**RAW DATA**
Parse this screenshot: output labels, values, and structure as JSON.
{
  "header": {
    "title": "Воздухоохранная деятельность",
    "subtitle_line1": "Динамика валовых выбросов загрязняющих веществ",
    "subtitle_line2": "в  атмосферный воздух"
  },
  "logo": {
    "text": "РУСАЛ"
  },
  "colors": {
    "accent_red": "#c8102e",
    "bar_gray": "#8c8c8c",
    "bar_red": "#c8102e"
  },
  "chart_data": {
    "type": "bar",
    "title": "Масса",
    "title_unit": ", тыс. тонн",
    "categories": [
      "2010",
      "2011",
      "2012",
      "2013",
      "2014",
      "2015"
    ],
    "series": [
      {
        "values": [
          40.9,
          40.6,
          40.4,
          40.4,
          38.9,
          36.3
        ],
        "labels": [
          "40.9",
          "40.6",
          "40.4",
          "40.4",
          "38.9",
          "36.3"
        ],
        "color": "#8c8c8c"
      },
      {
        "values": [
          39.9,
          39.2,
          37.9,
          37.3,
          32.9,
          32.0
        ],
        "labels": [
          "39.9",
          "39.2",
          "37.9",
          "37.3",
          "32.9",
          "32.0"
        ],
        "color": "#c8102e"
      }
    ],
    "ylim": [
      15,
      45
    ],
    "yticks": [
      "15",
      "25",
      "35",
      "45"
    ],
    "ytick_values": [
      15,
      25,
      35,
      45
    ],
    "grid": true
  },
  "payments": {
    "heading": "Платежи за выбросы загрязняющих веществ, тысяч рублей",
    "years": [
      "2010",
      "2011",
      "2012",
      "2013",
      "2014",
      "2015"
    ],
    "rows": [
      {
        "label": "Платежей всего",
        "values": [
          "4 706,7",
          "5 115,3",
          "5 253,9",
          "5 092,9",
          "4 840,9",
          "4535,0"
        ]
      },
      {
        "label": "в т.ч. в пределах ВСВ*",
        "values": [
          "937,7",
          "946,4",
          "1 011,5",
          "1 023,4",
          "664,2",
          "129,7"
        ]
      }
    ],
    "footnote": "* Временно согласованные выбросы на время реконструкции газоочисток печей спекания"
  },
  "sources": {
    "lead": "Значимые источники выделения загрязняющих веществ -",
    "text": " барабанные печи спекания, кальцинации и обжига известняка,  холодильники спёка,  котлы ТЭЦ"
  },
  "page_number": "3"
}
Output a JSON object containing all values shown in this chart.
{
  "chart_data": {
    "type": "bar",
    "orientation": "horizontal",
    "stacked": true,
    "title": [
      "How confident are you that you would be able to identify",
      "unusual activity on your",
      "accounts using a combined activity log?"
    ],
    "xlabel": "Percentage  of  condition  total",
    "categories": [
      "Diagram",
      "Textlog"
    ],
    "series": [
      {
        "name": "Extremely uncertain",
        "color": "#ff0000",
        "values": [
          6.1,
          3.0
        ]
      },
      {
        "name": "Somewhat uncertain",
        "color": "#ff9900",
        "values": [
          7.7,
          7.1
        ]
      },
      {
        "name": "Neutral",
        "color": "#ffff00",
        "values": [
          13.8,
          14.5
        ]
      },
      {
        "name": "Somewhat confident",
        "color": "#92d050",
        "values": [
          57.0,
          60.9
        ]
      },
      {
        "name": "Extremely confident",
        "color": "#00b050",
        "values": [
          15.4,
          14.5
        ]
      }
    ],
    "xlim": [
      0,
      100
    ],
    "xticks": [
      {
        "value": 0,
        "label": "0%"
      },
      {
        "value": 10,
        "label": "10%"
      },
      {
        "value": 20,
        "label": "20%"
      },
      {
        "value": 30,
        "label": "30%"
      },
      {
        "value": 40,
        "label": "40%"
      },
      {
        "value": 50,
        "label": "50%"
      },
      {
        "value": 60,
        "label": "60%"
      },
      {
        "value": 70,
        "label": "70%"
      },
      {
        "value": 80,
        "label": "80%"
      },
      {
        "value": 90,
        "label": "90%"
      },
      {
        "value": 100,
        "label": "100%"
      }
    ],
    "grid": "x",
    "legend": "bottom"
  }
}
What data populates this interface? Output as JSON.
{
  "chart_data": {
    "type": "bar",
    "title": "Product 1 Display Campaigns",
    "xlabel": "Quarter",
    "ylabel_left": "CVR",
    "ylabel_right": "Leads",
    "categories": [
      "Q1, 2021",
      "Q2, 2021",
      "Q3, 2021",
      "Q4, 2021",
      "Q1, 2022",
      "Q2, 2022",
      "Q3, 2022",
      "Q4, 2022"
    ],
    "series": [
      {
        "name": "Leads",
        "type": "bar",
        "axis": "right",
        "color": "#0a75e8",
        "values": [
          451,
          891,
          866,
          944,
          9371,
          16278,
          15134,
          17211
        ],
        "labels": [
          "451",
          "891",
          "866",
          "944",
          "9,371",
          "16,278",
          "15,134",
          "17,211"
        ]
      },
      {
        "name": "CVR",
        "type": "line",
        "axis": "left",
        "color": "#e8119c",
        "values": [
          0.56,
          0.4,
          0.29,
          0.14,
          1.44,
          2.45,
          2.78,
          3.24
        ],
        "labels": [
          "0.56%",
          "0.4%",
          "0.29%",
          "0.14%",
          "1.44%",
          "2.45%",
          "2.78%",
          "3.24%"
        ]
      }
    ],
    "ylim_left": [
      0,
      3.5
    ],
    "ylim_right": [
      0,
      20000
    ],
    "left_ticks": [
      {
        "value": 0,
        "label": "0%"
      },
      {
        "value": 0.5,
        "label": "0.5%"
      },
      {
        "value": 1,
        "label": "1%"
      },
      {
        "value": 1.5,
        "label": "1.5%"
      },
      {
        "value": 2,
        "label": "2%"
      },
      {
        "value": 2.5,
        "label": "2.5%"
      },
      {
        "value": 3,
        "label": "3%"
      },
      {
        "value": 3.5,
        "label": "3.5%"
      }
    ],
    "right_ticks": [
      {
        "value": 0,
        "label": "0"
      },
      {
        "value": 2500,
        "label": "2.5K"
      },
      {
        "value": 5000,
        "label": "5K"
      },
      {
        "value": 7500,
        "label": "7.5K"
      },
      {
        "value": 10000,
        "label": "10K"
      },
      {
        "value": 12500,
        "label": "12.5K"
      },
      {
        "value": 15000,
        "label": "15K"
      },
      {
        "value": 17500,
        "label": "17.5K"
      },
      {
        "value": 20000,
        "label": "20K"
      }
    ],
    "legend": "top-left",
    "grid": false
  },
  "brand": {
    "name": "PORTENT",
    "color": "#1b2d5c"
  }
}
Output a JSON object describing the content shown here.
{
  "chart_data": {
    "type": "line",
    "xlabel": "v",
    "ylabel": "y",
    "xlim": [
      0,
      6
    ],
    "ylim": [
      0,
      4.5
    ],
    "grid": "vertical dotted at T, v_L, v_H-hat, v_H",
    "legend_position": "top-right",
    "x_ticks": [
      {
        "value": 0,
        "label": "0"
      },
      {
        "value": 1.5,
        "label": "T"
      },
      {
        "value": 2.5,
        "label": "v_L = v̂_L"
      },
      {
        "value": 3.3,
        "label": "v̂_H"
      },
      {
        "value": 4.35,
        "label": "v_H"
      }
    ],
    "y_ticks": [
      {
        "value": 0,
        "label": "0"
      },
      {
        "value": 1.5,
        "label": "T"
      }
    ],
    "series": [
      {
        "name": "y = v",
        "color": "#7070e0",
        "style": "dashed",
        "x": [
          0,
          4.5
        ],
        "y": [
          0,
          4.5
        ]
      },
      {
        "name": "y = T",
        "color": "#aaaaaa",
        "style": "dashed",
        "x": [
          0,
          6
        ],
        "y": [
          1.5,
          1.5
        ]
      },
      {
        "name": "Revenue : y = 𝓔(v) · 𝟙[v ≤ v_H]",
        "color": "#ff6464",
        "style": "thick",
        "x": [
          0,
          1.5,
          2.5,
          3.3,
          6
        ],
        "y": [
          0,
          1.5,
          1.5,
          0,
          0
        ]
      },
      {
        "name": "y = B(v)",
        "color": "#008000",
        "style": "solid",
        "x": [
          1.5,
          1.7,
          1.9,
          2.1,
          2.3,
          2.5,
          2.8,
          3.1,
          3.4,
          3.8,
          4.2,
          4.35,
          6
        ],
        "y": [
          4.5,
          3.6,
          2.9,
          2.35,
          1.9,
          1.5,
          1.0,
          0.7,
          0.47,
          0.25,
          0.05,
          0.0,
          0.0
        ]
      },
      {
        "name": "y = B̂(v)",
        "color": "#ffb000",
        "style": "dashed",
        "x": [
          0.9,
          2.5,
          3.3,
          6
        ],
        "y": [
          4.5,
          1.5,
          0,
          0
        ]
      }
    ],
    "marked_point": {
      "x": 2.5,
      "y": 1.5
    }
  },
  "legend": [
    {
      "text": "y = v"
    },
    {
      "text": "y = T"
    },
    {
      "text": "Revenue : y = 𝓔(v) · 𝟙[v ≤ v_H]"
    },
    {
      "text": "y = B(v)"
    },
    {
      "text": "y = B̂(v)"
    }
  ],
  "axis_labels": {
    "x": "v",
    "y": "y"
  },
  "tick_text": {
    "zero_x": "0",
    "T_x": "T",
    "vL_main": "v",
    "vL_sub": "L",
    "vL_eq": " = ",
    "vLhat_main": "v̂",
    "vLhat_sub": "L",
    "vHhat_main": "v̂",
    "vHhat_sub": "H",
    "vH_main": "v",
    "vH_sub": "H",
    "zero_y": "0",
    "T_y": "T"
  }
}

**EXERCISE**
Every line that holds the word "JSON" should be extracted.

**ANSWER TO THIS PROBLEM**
Parse this screenshot: output labels, values, and structure as JSON.
Output a JSON object containing all values shown in this chart.
What data populates this interface? Output as JSON.
Output a JSON object describing the content shown here.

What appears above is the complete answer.